— start PROVIDED DATA —

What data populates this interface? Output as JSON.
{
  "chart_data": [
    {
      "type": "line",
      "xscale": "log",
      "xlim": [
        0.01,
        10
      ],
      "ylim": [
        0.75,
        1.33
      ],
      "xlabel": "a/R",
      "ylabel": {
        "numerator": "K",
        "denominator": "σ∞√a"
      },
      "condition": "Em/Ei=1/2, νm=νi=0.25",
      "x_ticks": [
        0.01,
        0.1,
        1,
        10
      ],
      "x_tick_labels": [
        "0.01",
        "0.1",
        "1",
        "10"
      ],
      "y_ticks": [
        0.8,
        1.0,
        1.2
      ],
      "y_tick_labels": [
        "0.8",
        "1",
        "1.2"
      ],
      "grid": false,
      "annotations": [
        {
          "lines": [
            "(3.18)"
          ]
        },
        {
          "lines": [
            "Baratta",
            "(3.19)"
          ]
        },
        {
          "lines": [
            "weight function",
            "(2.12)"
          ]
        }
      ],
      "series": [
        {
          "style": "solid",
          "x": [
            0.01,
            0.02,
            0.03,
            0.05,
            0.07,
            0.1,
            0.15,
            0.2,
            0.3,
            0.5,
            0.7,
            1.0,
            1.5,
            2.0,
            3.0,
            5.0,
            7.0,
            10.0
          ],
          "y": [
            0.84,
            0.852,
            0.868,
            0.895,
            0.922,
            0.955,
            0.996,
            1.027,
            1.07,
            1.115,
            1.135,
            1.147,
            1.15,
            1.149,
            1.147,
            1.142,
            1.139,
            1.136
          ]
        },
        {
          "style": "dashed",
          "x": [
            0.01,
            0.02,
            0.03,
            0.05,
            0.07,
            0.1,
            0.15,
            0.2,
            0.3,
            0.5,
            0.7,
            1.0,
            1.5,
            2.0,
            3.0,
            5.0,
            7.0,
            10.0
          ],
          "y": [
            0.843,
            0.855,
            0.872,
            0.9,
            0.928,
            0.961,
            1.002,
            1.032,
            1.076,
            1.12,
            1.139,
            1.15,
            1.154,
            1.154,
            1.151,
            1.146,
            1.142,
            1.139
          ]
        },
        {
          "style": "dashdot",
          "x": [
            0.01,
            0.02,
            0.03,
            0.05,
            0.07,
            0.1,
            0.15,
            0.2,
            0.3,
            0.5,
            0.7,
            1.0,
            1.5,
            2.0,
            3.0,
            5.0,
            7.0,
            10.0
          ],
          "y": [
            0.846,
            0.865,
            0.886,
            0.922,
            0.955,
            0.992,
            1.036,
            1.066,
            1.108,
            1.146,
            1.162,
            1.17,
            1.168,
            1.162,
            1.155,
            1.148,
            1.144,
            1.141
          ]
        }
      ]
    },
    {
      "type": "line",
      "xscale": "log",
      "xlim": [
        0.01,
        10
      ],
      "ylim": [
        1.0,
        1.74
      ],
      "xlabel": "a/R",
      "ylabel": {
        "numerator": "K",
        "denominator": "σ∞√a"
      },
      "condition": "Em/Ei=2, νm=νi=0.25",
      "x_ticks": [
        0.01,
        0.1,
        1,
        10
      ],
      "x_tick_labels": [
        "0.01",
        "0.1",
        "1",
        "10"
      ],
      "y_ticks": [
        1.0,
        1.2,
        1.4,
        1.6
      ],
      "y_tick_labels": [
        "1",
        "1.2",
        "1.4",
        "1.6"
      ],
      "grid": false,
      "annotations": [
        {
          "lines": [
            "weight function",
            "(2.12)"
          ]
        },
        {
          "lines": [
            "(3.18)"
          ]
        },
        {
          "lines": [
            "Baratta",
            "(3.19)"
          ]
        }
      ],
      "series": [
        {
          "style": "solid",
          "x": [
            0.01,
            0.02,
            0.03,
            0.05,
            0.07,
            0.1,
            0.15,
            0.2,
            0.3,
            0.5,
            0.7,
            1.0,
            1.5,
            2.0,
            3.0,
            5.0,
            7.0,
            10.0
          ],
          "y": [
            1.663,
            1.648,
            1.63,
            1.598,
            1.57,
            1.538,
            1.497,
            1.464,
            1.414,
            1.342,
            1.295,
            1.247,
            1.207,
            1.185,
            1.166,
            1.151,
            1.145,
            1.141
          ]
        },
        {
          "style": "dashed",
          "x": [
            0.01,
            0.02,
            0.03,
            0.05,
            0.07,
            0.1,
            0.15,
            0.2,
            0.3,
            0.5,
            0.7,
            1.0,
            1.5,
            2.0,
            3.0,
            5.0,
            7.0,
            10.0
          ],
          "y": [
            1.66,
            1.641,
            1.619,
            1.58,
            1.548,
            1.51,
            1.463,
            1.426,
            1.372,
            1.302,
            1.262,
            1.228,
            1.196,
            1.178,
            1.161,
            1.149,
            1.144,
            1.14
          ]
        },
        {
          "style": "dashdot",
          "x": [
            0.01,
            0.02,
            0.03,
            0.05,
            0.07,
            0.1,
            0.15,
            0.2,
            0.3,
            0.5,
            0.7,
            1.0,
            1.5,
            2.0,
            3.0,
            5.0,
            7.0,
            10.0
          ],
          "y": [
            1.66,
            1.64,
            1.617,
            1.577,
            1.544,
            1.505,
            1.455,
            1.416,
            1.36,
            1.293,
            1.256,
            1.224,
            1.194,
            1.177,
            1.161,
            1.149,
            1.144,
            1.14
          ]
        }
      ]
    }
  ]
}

— end PROVIDED DATA —

WHAT THE EXERCISE ASKS: Retype each record exactly, leaving nothing out.

RESULT OF THIS TASK:
What data populates this interface? Output as JSON.
{
  "chart_data": [
    {
      "type": "line",
      "xscale": "log",
      "xlim": [
        0.01,
        10
      ],
      "ylim": [
        0.75,
        1.33
      ],
      "xlabel": "a/R",
      "ylabel": {
        "numerator": "K",
        "denominator": "σ∞√a"
      },
      "condition": "Em/Ei=1/2, νm=νi=0.25",
      "x_ticks": [
        0.01,
        0.1,
        1,
        10
      ],
      "x_tick_labels": [
        "0.01",
        "0.1",
        "1",
        "10"
      ],
      "y_ticks": [
        0.8,
        1.0,
        1.2
      ],
      "y_tick_labels": [
        "0.8",
        "1",
        "1.2"
      ],
      "grid": false,
      "annotations": [
        {
          "lines": [
            "(3.18)"
          ]
        },
        {
          "lines": [
            "Baratta",
            "(3.19)"
          ]
        },
        {
          "lines": [
            "weight function",
            "(2.12)"
          ]
        }
      ],
      "series": [
        {
          "style": "solid",
          "x": [
            0.01,
            0.02,
            0.03,
            0.05,
            0.07,
            0.1,
            0.15,
            0.2,
            0.3,
            0.5,
            0.7,
            1.0,
            1.5,
            2.0,
            3.0,
            5.0,
            7.0,
            10.0
          ],
          "y": [
            0.84,
            0.852,
            0.868,
            0.895,
            0.922,
            0.955,
            0.996,
            1.027,
            1.07,
            1.115,
            1.135,
            1.147,
            1.15,
            1.149,
            1.147,
            1.142,
            1.139,
            1.136
          ]
        },
        {
          "style": "dashed",
          "x": [
            0.01,
            0.02,
            0.03,
            0.05,
            0.07,
            0.1,
            0.15,
            0.2,
            0.3,
            0.5,
            0.7,
            1.0,
            1.5,
            2.0,
            3.0,
            5.0,
            7.0,
            10.0
          ],
          "y": [
            0.843,
            0.855,
            0.872,
            0.9,
            0.928,
            0.961,
            1.002,
            1.032,
            1.076,
            1.12,
            1.139,
            1.15,
            1.154,
            1.154,
            1.151,
            1.146,
            1.142,
            1.139
          ]
        },
        {
          "style": "dashdot",
          "x": [
            0.01,
            0.02,
            0.03,
            0.05,
            0.07,
            0.1,
            0.15,
            0.2,
            0.3,
            0.5,
            0.7,
            1.0,
            1.5,
            2.0,
            3.0,
            5.0,
            7.0,
            10.0
          ],
          "y": [
            0.846,
            0.865,
            0.886,
            0.922,
            0.955,
            0.992,
            1.036,
            1.066,
            1.108,
            1.146,
            1.162,
            1.17,
            1.168,
            1.162,
            1.155,
            1.148,
            1.144,
            1.141
          ]
        }
      ]
    },
    {
      "type": "line",
      "xscale": "log",
      "xlim": [
        0.01,
        10
      ],
      "ylim": [
        1.0,
        1.74
      ],
      "xlabel": "a/R",
      "ylabel": {
        "numerator": "K",
        "denominator": "σ∞√a"
      },
      "condition": "Em/Ei=2, νm=νi=0.25",
      "x_ticks": [
        0.01,
        0.1,
        1,
        10
      ],
      "x_tick_labels": [
        "0.01",
        "0.1",
        "1",
        "10"
      ],
      "y_ticks": [
        1.0,
        1.2,
        1.4,
        1.6
      ],
      "y_tick_labels": [
        "1",
        "1.2",
        "1.4",
        "1.6"
      ],
      "grid": false,
      "annotations": [
        {
          "lines": [
            "weight function",
            "(2.12)"
          ]
        },
        {
          "lines": [
            "(3.18)"
          ]
        },
        {
          "lines": [
            "Baratta",
            "(3.19)"
          ]
        }
      ],
      "series": [
        {
          "style": "solid",
          "x": [
            0.01,
            0.02,
            0.03,
            0.05,
            0.07,
            0.1,
            0.15,
            0.2,
            0.3,
            0.5,
            0.7,
            1.0,
            1.5,
            2.0,
            3.0,
            5.0,
            7.0,
            10.0
          ],
          "y": [
            1.663,
            1.648,
            1.63,
            1.598,
            1.57,
            1.538,
            1.497,
            1.464,
            1.414,
            1.342,
            1.295,
            1.247,
            1.207,
            1.185,
            1.166,
            1.151,
            1.145,
            1.141
          ]
        },
        {
          "style": "dashed",
          "x": [
            0.01,
            0.02,
            0.03,
            0.05,
            0.07,
            0.1,
            0.15,
            0.2,
            0.3,
            0.5,
            0.7,
            1.0,
            1.5,
            2.0,
            3.0,
            5.0,
            7.0,
            10.0
          ],
          "y": [
            1.66,
            1.641,
            1.619,
            1.58,
            1.548,
            1.51,
            1.463,
            1.426,
            1.372,
            1.302,
            1.262,
            1.228,
            1.196,
            1.178,
            1.161,
            1.149,
            1.144,
            1.14
          ]
        },
        {
          "style": "dashdot",
          "x": [
            0.01,
            0.02,
            0.03,
            0.05,
            0.07,
            0.1,
            0.15,
            0.2,
            0.3,
            0.5,
            0.7,
            1.0,
            1.5,
            2.0,
            3.0,
            5.0,
            7.0,
            10.0
          ],
          "y": [
            1.66,
            1.64,
            1.617,
            1.577,
            1.544,
            1.505,
            1.455,
            1.416,
            1.36,
            1.293,
            1.256,
            1.224,
            1.194,
            1.177,
            1.161,
            1.149,
            1.144,
            1.14
          ]
        }
      ]
    }
  ]
}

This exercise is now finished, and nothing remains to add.